_SOURCE DATA_.
=-=-=-=-=

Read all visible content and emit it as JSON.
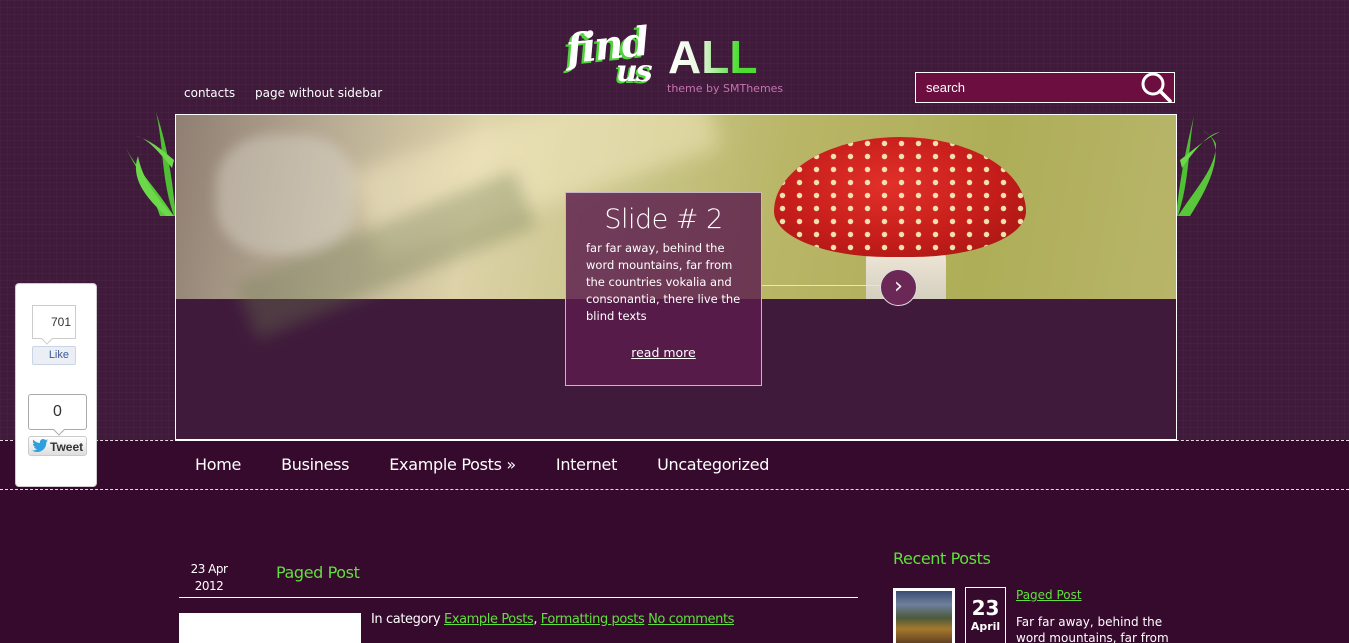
{
  "logo": {
    "word_find": "find",
    "word_us": "us",
    "word_all": "ALL",
    "tagline": "theme by SMThemes"
  },
  "top_links": [
    {
      "label": "contacts"
    },
    {
      "label": "page without sidebar"
    }
  ],
  "search": {
    "placeholder": "search",
    "value": ""
  },
  "slider": {
    "current_slide": {
      "title": "Slide # 2",
      "text": "far far away, behind the word mountains, far from the countries vokalia and consonantia, there live the blind texts",
      "link_label": "read more"
    },
    "next_label": "›"
  },
  "nav": {
    "items": [
      {
        "label": "Home"
      },
      {
        "label": "Business"
      },
      {
        "label": "Example Posts »"
      },
      {
        "label": "Internet"
      },
      {
        "label": "Uncategorized"
      }
    ]
  },
  "share": {
    "facebook": {
      "count": "701",
      "label": "Like"
    },
    "twitter": {
      "count": "0",
      "label": "Tweet"
    }
  },
  "post": {
    "date_day_month": "23 Apr",
    "date_year": "2012",
    "title": "Paged Post",
    "meta_prefix": "In category",
    "categories": [
      "Example Posts",
      "Formatting posts"
    ],
    "comments_label": "No comments"
  },
  "sidebar": {
    "widget_title": "Recent Posts",
    "recent_posts": [
      {
        "day": "23",
        "month": "April",
        "title": "Paged Post",
        "excerpt": "Far far away, behind the word mountains, far from"
      }
    ]
  },
  "colors": {
    "accent_green": "#5fe03c",
    "background": "#360a2c",
    "header_background": "#3f1a3b",
    "search_background": "#6c0e40"
  }
}
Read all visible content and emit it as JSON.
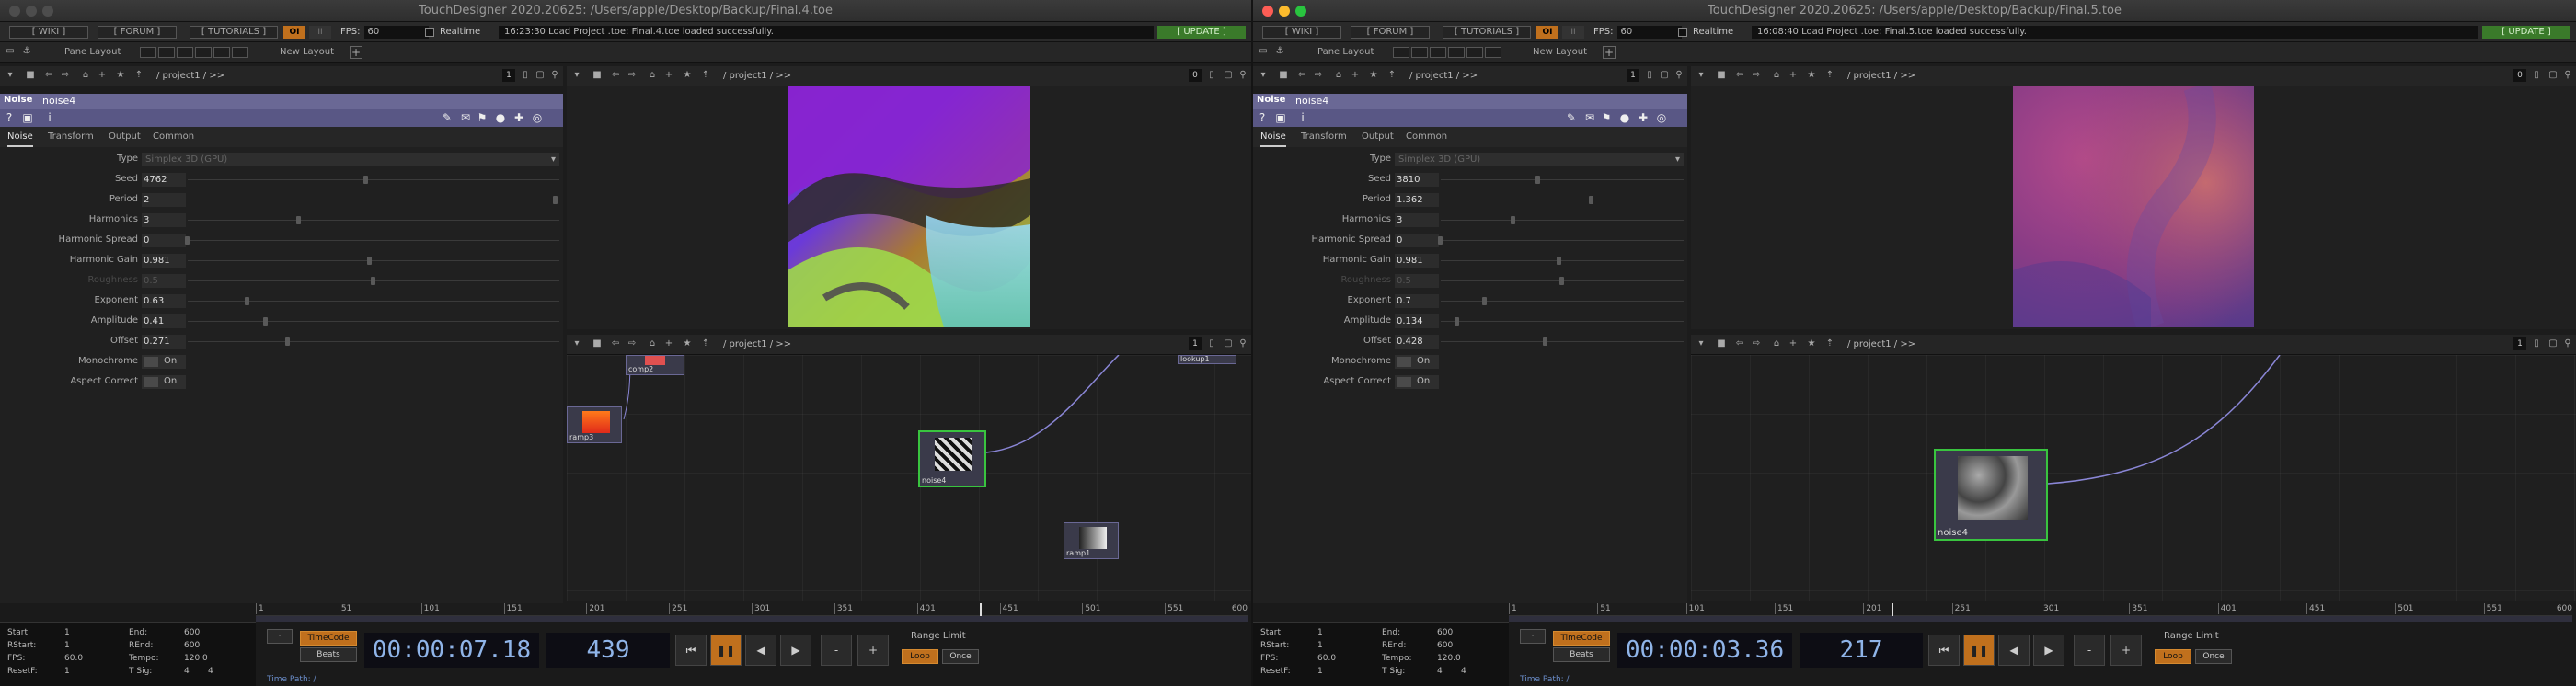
{
  "colors": {
    "accent": "#c0701d",
    "op_bar": "#6a6895",
    "selected": "#39c43f",
    "update": "#3a7a2a"
  },
  "windows": [
    {
      "title": "TouchDesigner 2020.20625: /Users/apple/Desktop/Backup/Final.4.toe",
      "menu": {
        "wiki": "[ WIKI ]",
        "forum": "[ FORUM ]",
        "tutorials": "[ TUTORIALS ]",
        "oi": "OI",
        "ii": "II",
        "fps_label": "FPS:",
        "fps_value": "60",
        "realtime": "Realtime",
        "status": "16:23:30 Load Project .toe: Final.4.toe loaded successfully.",
        "update": "[ UPDATE ]"
      },
      "layout": {
        "pane_layout": "Pane Layout",
        "new_layout": "New Layout",
        "add": "+"
      },
      "param_nav": {
        "path": "/ project1 / >>",
        "pane": "1"
      },
      "viewer_nav": {
        "path": "/ project1 / >>",
        "pane": "0"
      },
      "network_nav": {
        "path": "/ project1 / >>",
        "pane": "1"
      },
      "op": {
        "type": "Noise",
        "name": "noise4"
      },
      "tabs": [
        "Noise",
        "Transform",
        "Output",
        "Common"
      ],
      "params": [
        {
          "label": "Type",
          "kind": "menu",
          "value": "Simplex 3D (GPU)"
        },
        {
          "label": "Seed",
          "value": "4762",
          "slider": 0.48
        },
        {
          "label": "Period",
          "value": "2",
          "slider": 0.99
        },
        {
          "label": "Harmonics",
          "value": "3",
          "slider": 0.3
        },
        {
          "label": "Harmonic Spread",
          "value": "0",
          "slider": 0.0
        },
        {
          "label": "Harmonic Gain",
          "value": "0.981",
          "slider": 0.49
        },
        {
          "label": "Roughness",
          "value": "0.5",
          "slider": 0.5,
          "dim": true
        },
        {
          "label": "Exponent",
          "value": "0.63",
          "slider": 0.16
        },
        {
          "label": "Amplitude",
          "value": "0.41",
          "slider": 0.21
        },
        {
          "label": "Offset",
          "value": "0.271",
          "slider": 0.27
        },
        {
          "label": "Monochrome",
          "kind": "toggle",
          "value": "On"
        },
        {
          "label": "Aspect Correct",
          "kind": "toggle",
          "value": "On"
        }
      ],
      "nodes": [
        {
          "label": "comp2"
        },
        {
          "label": "ramp3"
        },
        {
          "label": "noise4"
        },
        {
          "label": "ramp1"
        },
        {
          "label": "lookup1"
        }
      ],
      "timeline": {
        "ticks": [
          "1",
          "51",
          "101",
          "151",
          "201",
          "251",
          "301",
          "351",
          "401",
          "451",
          "501",
          "551",
          "600"
        ],
        "cursor": 0.73
      },
      "range": {
        "start_l": "Start:",
        "start": "1",
        "end_l": "End:",
        "end": "600",
        "rstart_l": "RStart:",
        "rstart": "1",
        "rend_l": "REnd:",
        "rend": "600",
        "fps_l": "FPS:",
        "fps": "60.0",
        "tempo_l": "Tempo:",
        "tempo": "120.0",
        "resetf_l": "ResetF:",
        "resetf": "1",
        "tsig_l": "T Sig:",
        "tsig_a": "4",
        "tsig_b": "4"
      },
      "transport": {
        "timecode_btn": "TimeCode",
        "beats_btn": "Beats",
        "timecode": "00:00:07.18",
        "frame": "439",
        "range_limit": "Range Limit",
        "loop": "Loop",
        "once": "Once",
        "minus": "-",
        "plus": "+"
      },
      "time_path": "Time Path: /"
    },
    {
      "title": "TouchDesigner 2020.20625: /Users/apple/Desktop/Backup/Final.5.toe",
      "menu": {
        "wiki": "[ WIKI ]",
        "forum": "[ FORUM ]",
        "tutorials": "[ TUTORIALS ]",
        "oi": "OI",
        "ii": "II",
        "fps_label": "FPS:",
        "fps_value": "60",
        "realtime": "Realtime",
        "status": "16:08:40 Load Project .toe: Final.5.toe loaded successfully.",
        "update": "[ UPDATE ]"
      },
      "layout": {
        "pane_layout": "Pane Layout",
        "new_layout": "New Layout",
        "add": "+"
      },
      "param_nav": {
        "path": "/ project1 / >>",
        "pane": "1"
      },
      "viewer_nav": {
        "path": "/ project1 / >>",
        "pane": "0"
      },
      "network_nav": {
        "path": "/ project1 / >>",
        "pane": "1"
      },
      "op": {
        "type": "Noise",
        "name": "noise4"
      },
      "tabs": [
        "Noise",
        "Transform",
        "Output",
        "Common"
      ],
      "params": [
        {
          "label": "Type",
          "kind": "menu",
          "value": "Simplex 3D (GPU)"
        },
        {
          "label": "Seed",
          "value": "3810",
          "slider": 0.4
        },
        {
          "label": "Period",
          "value": "1.362",
          "slider": 0.62
        },
        {
          "label": "Harmonics",
          "value": "3",
          "slider": 0.3
        },
        {
          "label": "Harmonic Spread",
          "value": "0",
          "slider": 0.0
        },
        {
          "label": "Harmonic Gain",
          "value": "0.981",
          "slider": 0.49
        },
        {
          "label": "Roughness",
          "value": "0.5",
          "slider": 0.5,
          "dim": true
        },
        {
          "label": "Exponent",
          "value": "0.7",
          "slider": 0.18
        },
        {
          "label": "Amplitude",
          "value": "0.134",
          "slider": 0.07
        },
        {
          "label": "Offset",
          "value": "0.428",
          "slider": 0.43
        },
        {
          "label": "Monochrome",
          "kind": "toggle",
          "value": "On"
        },
        {
          "label": "Aspect Correct",
          "kind": "toggle",
          "value": "On"
        }
      ],
      "nodes": [
        {
          "label": "noise4"
        }
      ],
      "timeline": {
        "ticks": [
          "1",
          "51",
          "101",
          "151",
          "201",
          "251",
          "301",
          "351",
          "401",
          "451",
          "501",
          "551",
          "600"
        ],
        "cursor": 0.36
      },
      "range": {
        "start_l": "Start:",
        "start": "1",
        "end_l": "End:",
        "end": "600",
        "rstart_l": "RStart:",
        "rstart": "1",
        "rend_l": "REnd:",
        "rend": "600",
        "fps_l": "FPS:",
        "fps": "60.0",
        "tempo_l": "Tempo:",
        "tempo": "120.0",
        "resetf_l": "ResetF:",
        "resetf": "1",
        "tsig_l": "T Sig:",
        "tsig_a": "4",
        "tsig_b": "4"
      },
      "transport": {
        "timecode_btn": "TimeCode",
        "beats_btn": "Beats",
        "timecode": "00:00:03.36",
        "frame": "217",
        "range_limit": "Range Limit",
        "loop": "Loop",
        "once": "Once",
        "minus": "-",
        "plus": "+"
      },
      "time_path": "Time Path: /"
    }
  ]
}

=-=-=-=-=

_SET TASK_.
Tell how many lines include "status". The number is the whole answer.

_ANSWER TO THE TASK_.
2